Ta-Nehisi Coates - Ta-Nehisi Coates is a senior editor for The Atlantic, where he writes about culture, politics, and social issues for TheAtlantic.com and the magazine. He is the author of the memoir The Beautiful Struggle. More

Born in 1975, the product of two beautiful parents. Raised in West Baltimore—not quite The Wire, but sometimes ill all the same. Studied at the Mecca for some years in the mid-’90s. Emerged with a purpose, if not a degree. Slowly migrated up the East Coast with a baby and my beloved, until I reached the shores of Harlem. Wrote some stuff along the way.

Let It Come

By Ta-Nehisi Coates
Sep 15 2008, 2:00 PM ET Comment

You may have noticed that throughout this election I've made constant allusions to Marion Barry.  That's because my first job in journalism was working at the illustrious Washington City Paper. This was the summer of 1996, I was 20 year old college student, and Barry, back from the dead, was busy inflaming the city's white population. When I started at City Paper, I was given a copy of Jospeph Mitchell's Up In The Old Hotel, Norman Sims and Mark Kramer's Literary Journalism and Tom Sherwood and Harry Jaffe's Dream City. It's funny because while the former two books came to define me professionally, the latter was the most influential.

Most people who saw D.C. from afar in the 80s and early 90s, simply thought that city was populated but utter morons. But Dream City put Barry in historical perspective, tracing the doings of the racist thugs who'd once been its overlords. Barry carried with him all of that history, and master politician that he was, he employed it to great effect. By the end of his mayoral career, a consortium of wise-men in the District were actually considering paying him not to run. I didn't cover Barry much, but I got to study the work of some great reporters who did. I thought then that the District under Barry was simply a particularly egregious case of demagoguery and victimology. But I was young, and I didn't know history.

Coordinate annotation records:
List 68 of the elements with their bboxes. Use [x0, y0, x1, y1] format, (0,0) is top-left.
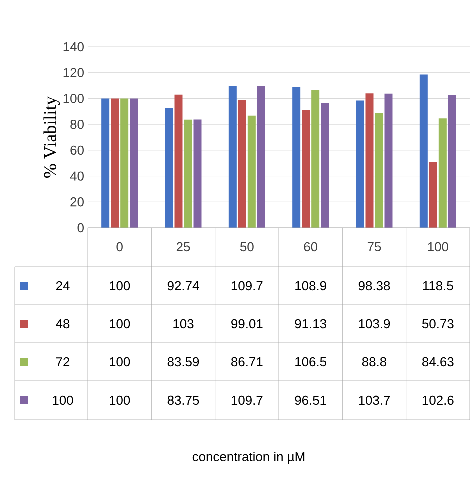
bar	[312, 90, 320, 228]
y-tick-label: 0	[78, 223, 84, 233]
x-tick-label: 25	[176, 242, 190, 252]
data-label: 118.5	[423, 281, 454, 291]
bar	[438, 118, 447, 228]
data-label: 103.7	[359, 396, 390, 406]
data-label: 100	[110, 396, 130, 406]
bar	[238, 100, 246, 228]
y-tick-label: 40	[70, 172, 84, 181]
data-label: 50.73	[422, 319, 454, 329]
bar	[174, 94, 183, 228]
bar	[420, 74, 428, 228]
bar	[228, 86, 237, 228]
data-label: 109.7	[232, 396, 263, 406]
bar	[102, 98, 110, 228]
data-label: 99.01	[232, 319, 263, 329]
bar	[257, 86, 266, 228]
data-label: 91.13	[295, 319, 326, 329]
data-label: 103.9	[359, 319, 390, 329]
legend-label: 100	[53, 396, 74, 406]
bar	[384, 94, 393, 228]
bar	[165, 108, 174, 228]
data-label: 106.5	[296, 357, 326, 367]
y-tick-label: 140	[64, 42, 84, 52]
data-label: 98.38	[358, 281, 390, 291]
y-tick-label: 80	[70, 120, 84, 130]
bar	[292, 87, 301, 228]
bar	[448, 95, 456, 228]
data-label: 83.59	[168, 357, 200, 367]
y-axis-title: % Viability	[44, 96, 60, 178]
legend-label: 48	[56, 319, 70, 329]
y-tick-label: 20	[70, 198, 84, 207]
data-label: 102.6	[422, 396, 454, 406]
bar	[366, 94, 374, 228]
bar	[194, 120, 202, 228]
data-label: 108.9	[296, 281, 326, 291]
data-label: 96.51	[295, 396, 326, 406]
x-tick-label: 100	[428, 242, 448, 252]
data-label: 103	[174, 319, 194, 329]
bar	[429, 162, 438, 228]
bar	[120, 98, 129, 228]
data-label: 86.71	[232, 357, 263, 367]
y-tick-label: 60	[70, 146, 84, 156]
data-label: 100	[110, 319, 130, 329]
data-label: 100	[110, 281, 130, 291]
bar	[302, 110, 310, 228]
x-tick-label: 0	[116, 242, 123, 252]
bar	[321, 103, 330, 228]
bar	[111, 98, 120, 228]
y-tick-label: 120	[64, 68, 84, 78]
data-label: 100	[110, 357, 130, 367]
x-tick-label: 50	[240, 242, 254, 252]
data-label: 84.63	[422, 357, 454, 367]
y-tick-label: 100	[64, 94, 84, 104]
legend-label: 24	[56, 281, 70, 291]
bar	[184, 120, 192, 228]
x-tick-label: 60	[304, 242, 318, 252]
legend-label: 72	[56, 357, 70, 367]
x-tick-label: 75	[368, 242, 382, 252]
bar	[248, 116, 256, 228]
data-label: 88.8	[362, 357, 387, 367]
bar	[356, 100, 364, 228]
text: concentration in µM	[192, 452, 305, 464]
data-label: 83.75	[168, 396, 200, 406]
data-label: 109.7	[232, 281, 263, 291]
bar	[375, 113, 384, 228]
data-label: 92.74	[168, 281, 200, 291]
bar	[130, 98, 138, 228]
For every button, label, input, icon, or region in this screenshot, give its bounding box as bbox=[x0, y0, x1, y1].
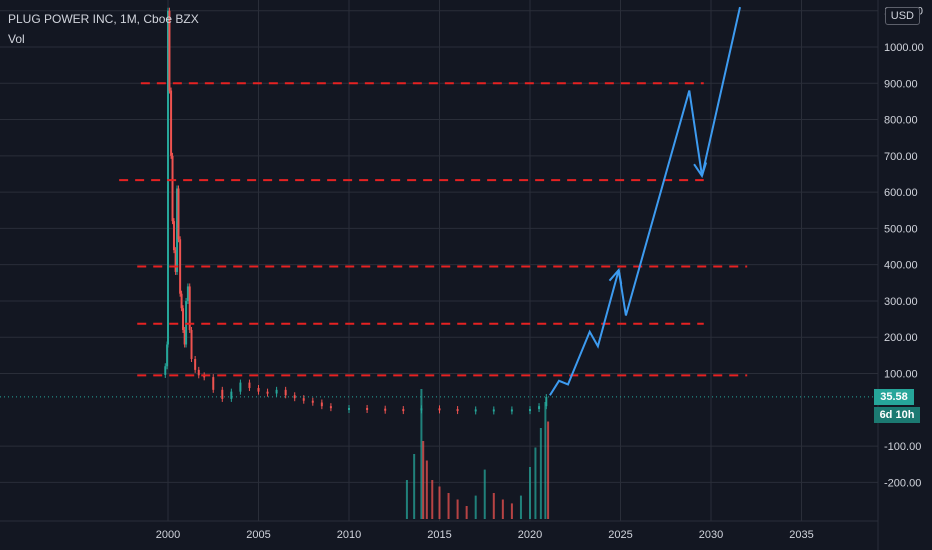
volume-bar bbox=[539, 428, 542, 519]
y-tick-label: 600.00 bbox=[884, 187, 918, 199]
price-candle bbox=[266, 391, 269, 394]
price-candle bbox=[179, 239, 182, 294]
x-tick-label: 2010 bbox=[337, 529, 361, 541]
bar-countdown-label: 6d 10h bbox=[874, 406, 920, 423]
volume-bar bbox=[492, 493, 495, 519]
volume-bar bbox=[438, 486, 441, 519]
y-tick-label: 900.00 bbox=[884, 78, 918, 90]
projection-arrowhead bbox=[608, 267, 623, 285]
price-candle bbox=[257, 388, 260, 392]
price-candle bbox=[275, 389, 278, 394]
price-candle bbox=[188, 286, 191, 330]
volume-bar bbox=[413, 454, 416, 519]
price-candle bbox=[302, 398, 305, 401]
price-candle bbox=[384, 408, 387, 411]
y-tick-label: 1000.00 bbox=[884, 42, 924, 54]
volume-bar bbox=[544, 402, 547, 519]
y-tick-label: 800.00 bbox=[884, 115, 918, 127]
price-candle bbox=[420, 408, 423, 411]
price-candle bbox=[293, 395, 296, 399]
price-candle bbox=[182, 308, 185, 330]
chart-legend: PLUG POWER INC, 1M, Cboe BZX Vol bbox=[8, 11, 199, 51]
price-candle bbox=[174, 250, 177, 272]
projection-arrowhead bbox=[693, 162, 708, 179]
price-candle bbox=[329, 406, 332, 409]
symbol-title: PLUG POWER INC, 1M, Cboe BZX bbox=[8, 12, 199, 26]
price-candle bbox=[366, 407, 369, 410]
price-candle bbox=[221, 389, 224, 399]
x-tick-label: 2005 bbox=[246, 529, 270, 541]
price-candle bbox=[167, 10, 169, 345]
y-tick-label: 400.00 bbox=[884, 260, 918, 272]
price-candle bbox=[180, 293, 183, 309]
price-candle bbox=[185, 300, 188, 345]
price-candle bbox=[438, 408, 441, 411]
price-candle bbox=[186, 286, 189, 301]
price-candle bbox=[194, 359, 197, 370]
volume-bar bbox=[456, 499, 459, 519]
volume-legend-label: Vol bbox=[8, 32, 25, 46]
y-tick-label: 100.00 bbox=[884, 369, 918, 381]
volume-bar bbox=[422, 441, 425, 519]
price-candle bbox=[510, 409, 513, 412]
volume-bar bbox=[519, 495, 522, 519]
volume-bar bbox=[465, 506, 468, 519]
price-candle bbox=[164, 366, 167, 375]
price-candle bbox=[172, 221, 175, 251]
x-tick-label: 2030 bbox=[699, 529, 723, 541]
currency-button[interactable]: USD bbox=[884, 7, 920, 25]
price-candle bbox=[190, 329, 193, 359]
volume-bar bbox=[425, 460, 428, 519]
price-candle bbox=[545, 397, 548, 407]
price-candle bbox=[456, 409, 459, 412]
price-candle bbox=[474, 409, 477, 412]
last-price-label: 35.58 bbox=[874, 388, 914, 405]
price-candle bbox=[168, 10, 171, 91]
price-candle bbox=[402, 409, 405, 412]
volume-bar bbox=[547, 421, 550, 519]
x-tick-label: 2015 bbox=[427, 529, 451, 541]
y-tick-label: 500.00 bbox=[884, 223, 918, 235]
volume-bar bbox=[431, 480, 434, 519]
price-candle bbox=[171, 155, 174, 222]
x-tick-label: 2000 bbox=[156, 529, 180, 541]
price-candle bbox=[284, 389, 287, 396]
volume-bar bbox=[483, 469, 486, 519]
price-candle bbox=[166, 344, 169, 367]
price-candle bbox=[248, 382, 251, 389]
price-candle bbox=[230, 391, 233, 399]
volume-bar bbox=[529, 467, 531, 519]
x-tick-label: 2020 bbox=[518, 529, 542, 541]
y-tick-label: 700.00 bbox=[884, 151, 918, 163]
y-tick-label: -100.00 bbox=[884, 441, 921, 453]
y-tick-label: -200.00 bbox=[884, 477, 921, 489]
price-candle bbox=[177, 188, 180, 240]
price-candle bbox=[492, 409, 495, 412]
price-candle bbox=[170, 90, 173, 156]
y-tick-label: 300.00 bbox=[884, 296, 918, 308]
y-tick-label: 200.00 bbox=[884, 332, 918, 344]
x-tick-label: 2025 bbox=[608, 529, 632, 541]
price-candle bbox=[529, 409, 531, 412]
price-candle bbox=[239, 382, 242, 392]
volume-bar bbox=[534, 447, 537, 519]
volume-bar bbox=[501, 499, 504, 519]
volume-bar bbox=[510, 503, 513, 519]
price-candle bbox=[538, 406, 541, 410]
price-candle bbox=[183, 329, 186, 345]
volume-bar bbox=[420, 389, 423, 519]
volume-bar bbox=[474, 495, 477, 519]
price-candle bbox=[348, 407, 350, 410]
volume-bar bbox=[405, 480, 408, 519]
projection-path[interactable] bbox=[549, 6, 741, 396]
price-candle bbox=[311, 400, 314, 403]
price-candle bbox=[197, 369, 200, 376]
volume-bar bbox=[447, 493, 450, 519]
price-candle bbox=[176, 188, 179, 272]
price-candle bbox=[320, 402, 323, 407]
price-candle bbox=[212, 377, 215, 390]
x-tick-label: 2035 bbox=[789, 529, 813, 541]
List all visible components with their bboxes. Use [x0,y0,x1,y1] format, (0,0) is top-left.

REQUIRED TASKS:
• a. In the post, where was Coates's first job in journalism?
• b. Which books does the post say Coates was handed when he started at City Paper? Give their titles.
• c. Return the passage of the post starting with "Let It Come" and going on through "the most influential.".
Nothing in the entries is required here.

TASK-BY-TASK ANSWERS:
• a. At the Washington City Paper.

• b. Up In The Old Hotel; Literary Journalism; Dream City

• c.
Let It Come

By Ta-Nehisi Coates
Sep 15 2008, 2:00 PM ET Comment

You may have noticed that throughout this election I've made constant allusions to Marion Barry.  That's because my first job in journalism was working at the illustrious Washington City Paper. This was the summer of 1996, I was 20 year old college student, and Barry, back from the dead, was busy inflaming the city's white population. When I started at City Paper, I was given a copy of Jospeph Mitchell's Up In The Old Hotel, Norman Sims and Mark Kramer's Literary Journalism and Tom Sherwood and Harry Jaffe's Dream City. It's funny because while the former two books came to define me professionally, the latter was the most influential.